Restate, word for word, every line of the data.

-- START Records --

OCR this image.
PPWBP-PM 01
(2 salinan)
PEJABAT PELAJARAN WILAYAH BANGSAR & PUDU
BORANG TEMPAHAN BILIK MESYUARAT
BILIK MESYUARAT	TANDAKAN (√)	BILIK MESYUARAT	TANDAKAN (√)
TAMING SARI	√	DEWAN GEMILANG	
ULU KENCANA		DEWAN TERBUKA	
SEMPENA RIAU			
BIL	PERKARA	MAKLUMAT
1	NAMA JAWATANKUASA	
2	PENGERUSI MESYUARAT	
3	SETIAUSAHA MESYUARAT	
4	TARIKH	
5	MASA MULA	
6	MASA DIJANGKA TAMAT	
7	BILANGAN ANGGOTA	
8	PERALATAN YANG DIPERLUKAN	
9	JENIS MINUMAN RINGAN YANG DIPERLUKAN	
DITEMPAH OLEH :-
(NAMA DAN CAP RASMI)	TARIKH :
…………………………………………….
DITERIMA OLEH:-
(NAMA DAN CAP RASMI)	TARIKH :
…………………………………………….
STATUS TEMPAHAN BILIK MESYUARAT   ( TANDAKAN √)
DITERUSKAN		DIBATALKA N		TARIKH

-- END Records --

Task solution ▸
OCR this image.
PPWBP-PM 01
(2 salinan)
PEJABAT PELAJARAN WILAYAH BANGSAR & PUDU
BORANG TEMPAHAN BILIK MESYUARAT
BILIK MESYUARAT	TANDAKAN (√)	BILIK MESYUARAT	TANDAKAN (√)
TAMING SARI	√	DEWAN GEMILANG	
ULU KENCANA		DEWAN TERBUKA	
SEMPENA RIAU			
BIL	PERKARA	MAKLUMAT
1	NAMA JAWATANKUASA	
2	PENGERUSI MESYUARAT	
3	SETIAUSAHA MESYUARAT	
4	TARIKH	
5	MASA MULA	
6	MASA DIJANGKA TAMAT	
7	BILANGAN ANGGOTA	
8	PERALATAN YANG DIPERLUKAN	
9	JENIS MINUMAN RINGAN YANG DIPERLUKAN	
DITEMPAH OLEH :-
(NAMA DAN CAP RASMI)	TARIKH :
…………………………………………….
DITERIMA OLEH:-
(NAMA DAN CAP RASMI)	TARIKH :
…………………………………………….
STATUS TEMPAHAN BILIK MESYUARAT   ( TANDAKAN √)
DITERUSKAN		DIBATALKA N		TARIKH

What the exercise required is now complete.